> Problem statement
Every record should be copied exactly, except that pictures are to be omitted.

[Begin Source material]

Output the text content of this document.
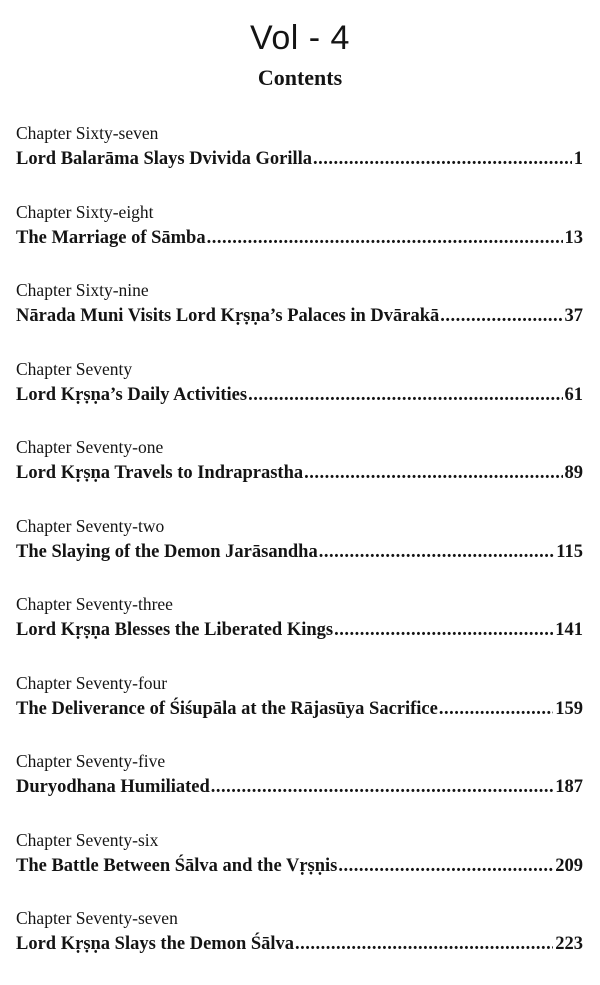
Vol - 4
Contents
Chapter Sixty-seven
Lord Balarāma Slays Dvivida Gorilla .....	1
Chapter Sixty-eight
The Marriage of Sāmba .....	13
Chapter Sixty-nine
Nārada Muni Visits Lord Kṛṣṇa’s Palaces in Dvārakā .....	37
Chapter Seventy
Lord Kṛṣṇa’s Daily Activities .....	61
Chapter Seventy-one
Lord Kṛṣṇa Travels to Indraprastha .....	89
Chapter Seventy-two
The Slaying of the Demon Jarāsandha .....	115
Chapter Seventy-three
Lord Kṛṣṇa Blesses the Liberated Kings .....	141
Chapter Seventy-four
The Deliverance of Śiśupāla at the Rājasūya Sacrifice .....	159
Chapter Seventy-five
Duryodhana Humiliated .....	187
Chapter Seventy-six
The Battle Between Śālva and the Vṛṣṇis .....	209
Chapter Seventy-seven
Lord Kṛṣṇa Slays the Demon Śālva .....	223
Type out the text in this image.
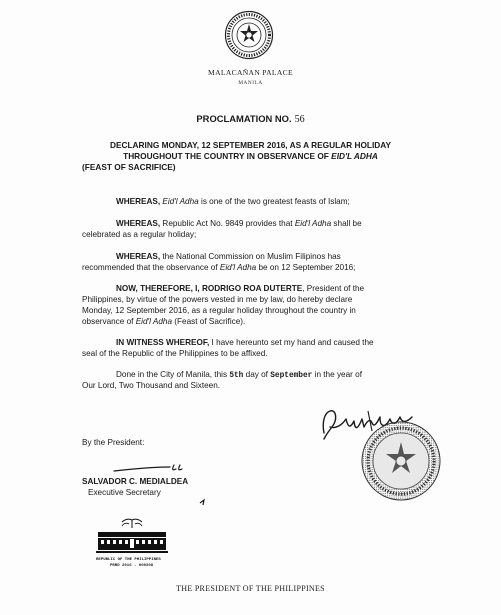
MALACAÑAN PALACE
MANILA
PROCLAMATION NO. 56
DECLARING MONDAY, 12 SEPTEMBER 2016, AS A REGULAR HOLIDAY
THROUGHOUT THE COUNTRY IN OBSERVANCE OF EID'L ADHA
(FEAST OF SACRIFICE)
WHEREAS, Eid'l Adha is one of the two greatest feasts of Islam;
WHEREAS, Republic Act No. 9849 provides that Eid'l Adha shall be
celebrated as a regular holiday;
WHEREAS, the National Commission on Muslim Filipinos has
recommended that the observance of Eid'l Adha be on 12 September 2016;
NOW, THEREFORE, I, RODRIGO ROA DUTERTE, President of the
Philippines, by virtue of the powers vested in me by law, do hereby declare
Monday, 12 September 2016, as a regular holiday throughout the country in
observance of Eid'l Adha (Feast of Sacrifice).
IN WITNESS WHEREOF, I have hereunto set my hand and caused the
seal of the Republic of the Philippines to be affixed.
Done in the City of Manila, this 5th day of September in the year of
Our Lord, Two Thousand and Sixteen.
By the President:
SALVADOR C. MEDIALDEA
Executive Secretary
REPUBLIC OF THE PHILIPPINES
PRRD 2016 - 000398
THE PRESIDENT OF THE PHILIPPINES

[End Source material]

> Correct response
Output the text content of this document.
Vol - 4
Contents
Chapter Sixty-seven
Lord Balarāma Slays Dvivida Gorilla .....	1
Chapter Sixty-eight
The Marriage of Sāmba .....	13
Chapter Sixty-nine
Nārada Muni Visits Lord Kṛṣṇa’s Palaces in Dvārakā .....	37
Chapter Seventy
Lord Kṛṣṇa’s Daily Activities .....	61
Chapter Seventy-one
Lord Kṛṣṇa Travels to Indraprastha .....	89
Chapter Seventy-two
The Slaying of the Demon Jarāsandha .....	115
Chapter Seventy-three
Lord Kṛṣṇa Blesses the Liberated Kings .....	141
Chapter Seventy-four
The Deliverance of Śiśupāla at the Rājasūya Sacrifice .....	159
Chapter Seventy-five
Duryodhana Humiliated .....	187
Chapter Seventy-six
The Battle Between Śālva and the Vṛṣṇis .....	209
Chapter Seventy-seven
Lord Kṛṣṇa Slays the Demon Śālva .....	223
Type out the text in this image.
MALACAÑAN PALACE
MANILA
PROCLAMATION NO. 56
DECLARING MONDAY, 12 SEPTEMBER 2016, AS A REGULAR HOLIDAY
THROUGHOUT THE COUNTRY IN OBSERVANCE OF EID'L ADHA
(FEAST OF SACRIFICE)
WHEREAS, Eid'l Adha is one of the two greatest feasts of Islam;
WHEREAS, Republic Act No. 9849 provides that Eid'l Adha shall be
celebrated as a regular holiday;
WHEREAS, the National Commission on Muslim Filipinos has
recommended that the observance of Eid'l Adha be on 12 September 2016;
NOW, THEREFORE, I, RODRIGO ROA DUTERTE, President of the
Philippines, by virtue of the powers vested in me by law, do hereby declare
Monday, 12 September 2016, as a regular holiday throughout the country in
observance of Eid'l Adha (Feast of Sacrifice).
IN WITNESS WHEREOF, I have hereunto set my hand and caused the
seal of the Republic of the Philippines to be affixed.
Done in the City of Manila, this 5th day of September in the year of
Our Lord, Two Thousand and Sixteen.
By the President:
SALVADOR C. MEDIALDEA
Executive Secretary
REPUBLIC OF THE PHILIPPINES
PRRD 2016 - 000398
THE PRESIDENT OF THE PHILIPPINES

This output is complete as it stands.